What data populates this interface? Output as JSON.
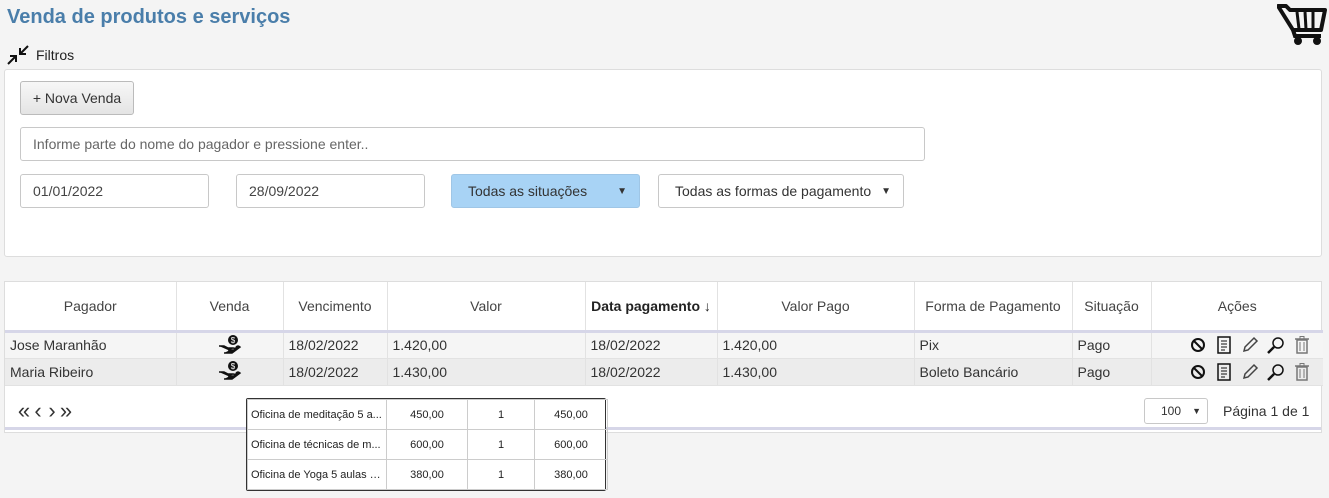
{
  "header": {
    "title": "Venda de produtos e serviços"
  },
  "filters": {
    "toggle_label": "Filtros",
    "new_sale_label": "+ Nova Venda",
    "search_placeholder": "Informe parte do nome do pagador e pressione enter..",
    "date_from": "01/01/2022",
    "date_to": "28/09/2022",
    "status_selected": "Todas as situações",
    "payment_selected": "Todas as formas de pagamento"
  },
  "table": {
    "columns": [
      "Pagador",
      "Venda",
      "Vencimento",
      "Valor",
      "Data pagamento ↓",
      "Valor Pago",
      "Forma de Pagamento",
      "Situação",
      "Ações"
    ],
    "rows": [
      {
        "payer": "Jose Maranhão",
        "due": "18/02/2022",
        "value": "1.420,00",
        "paid_date": "18/02/2022",
        "paid_value": "1.420,00",
        "method": "Pix",
        "status": "Pago"
      },
      {
        "payer": "Maria Ribeiro",
        "due": "18/02/2022",
        "value": "1.430,00",
        "paid_date": "18/02/2022",
        "paid_value": "1.430,00",
        "method": "Boleto Bancário",
        "status": "Pago"
      }
    ]
  },
  "pager": {
    "page_size": "100",
    "page_info": "Página 1 de 1"
  },
  "popup": {
    "items": [
      {
        "name": "Oficina de meditação 5 a...",
        "price": "450,00",
        "qty": "1",
        "total": "450,00"
      },
      {
        "name": "Oficina de técnicas de m...",
        "price": "600,00",
        "qty": "1",
        "total": "600,00"
      },
      {
        "name": "Oficina de Yoga 5 aulas d...",
        "price": "380,00",
        "qty": "1",
        "total": "380,00"
      }
    ]
  },
  "colors": {
    "title": "#4a7eaa",
    "status_select_bg": "#a8d3f5"
  }
}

▸ STATED EXERCISE: Write out each line of the data exactly; the images should be left out.

▸ COMPLETED TASK:
What data populates this interface? Output as JSON.
{
  "header": {
    "title": "Venda de produtos e serviços"
  },
  "filters": {
    "toggle_label": "Filtros",
    "new_sale_label": "+ Nova Venda",
    "search_placeholder": "Informe parte do nome do pagador e pressione enter..",
    "date_from": "01/01/2022",
    "date_to": "28/09/2022",
    "status_selected": "Todas as situações",
    "payment_selected": "Todas as formas de pagamento"
  },
  "table": {
    "columns": [
      "Pagador",
      "Venda",
      "Vencimento",
      "Valor",
      "Data pagamento ↓",
      "Valor Pago",
      "Forma de Pagamento",
      "Situação",
      "Ações"
    ],
    "rows": [
      {
        "payer": "Jose Maranhão",
        "due": "18/02/2022",
        "value": "1.420,00",
        "paid_date": "18/02/2022",
        "paid_value": "1.420,00",
        "method": "Pix",
        "status": "Pago"
      },
      {
        "payer": "Maria Ribeiro",
        "due": "18/02/2022",
        "value": "1.430,00",
        "paid_date": "18/02/2022",
        "paid_value": "1.430,00",
        "method": "Boleto Bancário",
        "status": "Pago"
      }
    ]
  },
  "pager": {
    "page_size": "100",
    "page_info": "Página 1 de 1"
  },
  "popup": {
    "items": [
      {
        "name": "Oficina de meditação 5 a...",
        "price": "450,00",
        "qty": "1",
        "total": "450,00"
      },
      {
        "name": "Oficina de técnicas de m...",
        "price": "600,00",
        "qty": "1",
        "total": "600,00"
      },
      {
        "name": "Oficina de Yoga 5 aulas d...",
        "price": "380,00",
        "qty": "1",
        "total": "380,00"
      }
    ]
  },
  "colors": {
    "title": "#4a7eaa",
    "status_select_bg": "#a8d3f5"
  }
}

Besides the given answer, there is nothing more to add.